Exercise objective — Below is a block of records; return all of them exactly, but without the images.

### Raw records

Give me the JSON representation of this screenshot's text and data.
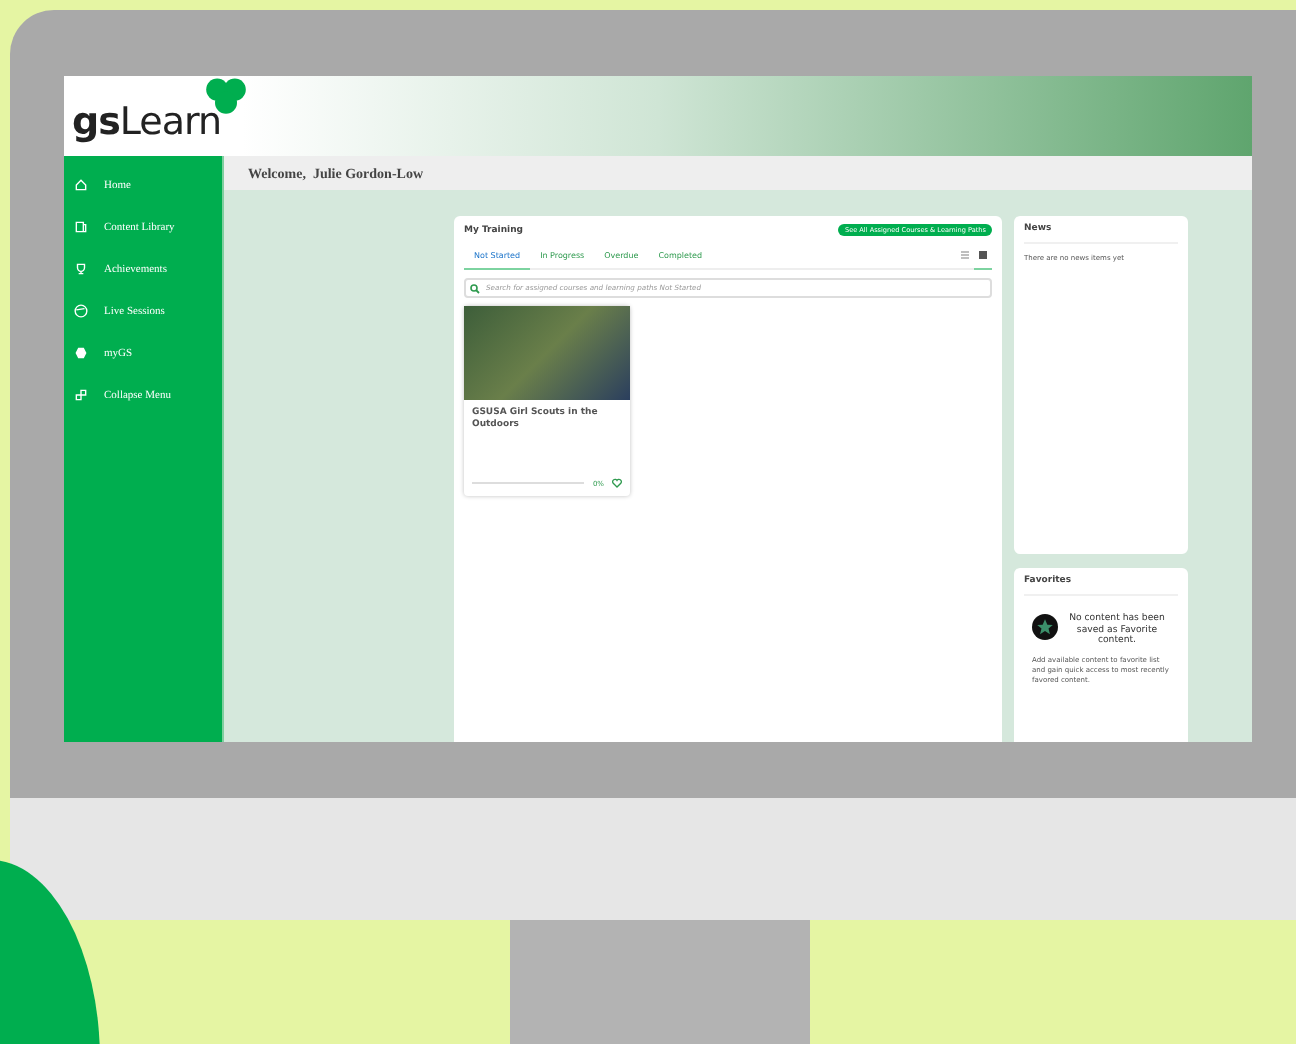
{
  "header": {
    "logo": "gsLearn"
  },
  "sidebar": {
    "items": [
      {
        "label": "Home"
      },
      {
        "label": "Content Library"
      },
      {
        "label": "Achievements"
      },
      {
        "label": "Live Sessions"
      },
      {
        "label": "myGS"
      },
      {
        "label": "Collapse Menu"
      }
    ]
  },
  "welcome": "Welcome,  Julie Gordon-Low",
  "training": {
    "title": "My Training",
    "button": "See All Assigned Courses & Learning Paths",
    "tabs": [
      {
        "label": "Not Started",
        "selected": true
      },
      {
        "label": "In Progress",
        "selected": false
      },
      {
        "label": "Overdue",
        "selected": false
      },
      {
        "label": "Completed",
        "selected": false
      }
    ],
    "views": [
      {
        "kind": "list",
        "selected": false
      },
      {
        "kind": "grid",
        "selected": true
      }
    ],
    "search": {
      "placeholder": "Search for assigned courses and learning paths Not Started"
    },
    "courses": [
      {
        "title": "GSUSA Girl Scouts in the Outdoors",
        "level": 0,
        "progress": "0%"
      }
    ]
  },
  "news": {
    "title": "News",
    "message": "There are no news items yet"
  },
  "favorites": {
    "title": "Favorites",
    "heading": "No content has been saved as Favorite content.",
    "text": "Add available content to favorite list and gain quick access to most recently favored content."
  }
}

######

Output —
Give me the JSON representation of this screenshot's text and data.
{
  "header": {
    "logo": "gsLearn"
  },
  "sidebar": {
    "items": [
      {
        "label": "Home"
      },
      {
        "label": "Content Library"
      },
      {
        "label": "Achievements"
      },
      {
        "label": "Live Sessions"
      },
      {
        "label": "myGS"
      },
      {
        "label": "Collapse Menu"
      }
    ]
  },
  "welcome": "Welcome,  Julie Gordon-Low",
  "training": {
    "title": "My Training",
    "button": "See All Assigned Courses & Learning Paths",
    "tabs": [
      {
        "label": "Not Started",
        "selected": true
      },
      {
        "label": "In Progress",
        "selected": false
      },
      {
        "label": "Overdue",
        "selected": false
      },
      {
        "label": "Completed",
        "selected": false
      }
    ],
    "views": [
      {
        "kind": "list",
        "selected": false
      },
      {
        "kind": "grid",
        "selected": true
      }
    ],
    "search": {
      "placeholder": "Search for assigned courses and learning paths Not Started"
    },
    "courses": [
      {
        "title": "GSUSA Girl Scouts in the Outdoors",
        "level": 0,
        "progress": "0%"
      }
    ]
  },
  "news": {
    "title": "News",
    "message": "There are no news items yet"
  },
  "favorites": {
    "title": "Favorites",
    "heading": "No content has been saved as Favorite content.",
    "text": "Add available content to favorite list and gain quick access to most recently favored content."
  }
}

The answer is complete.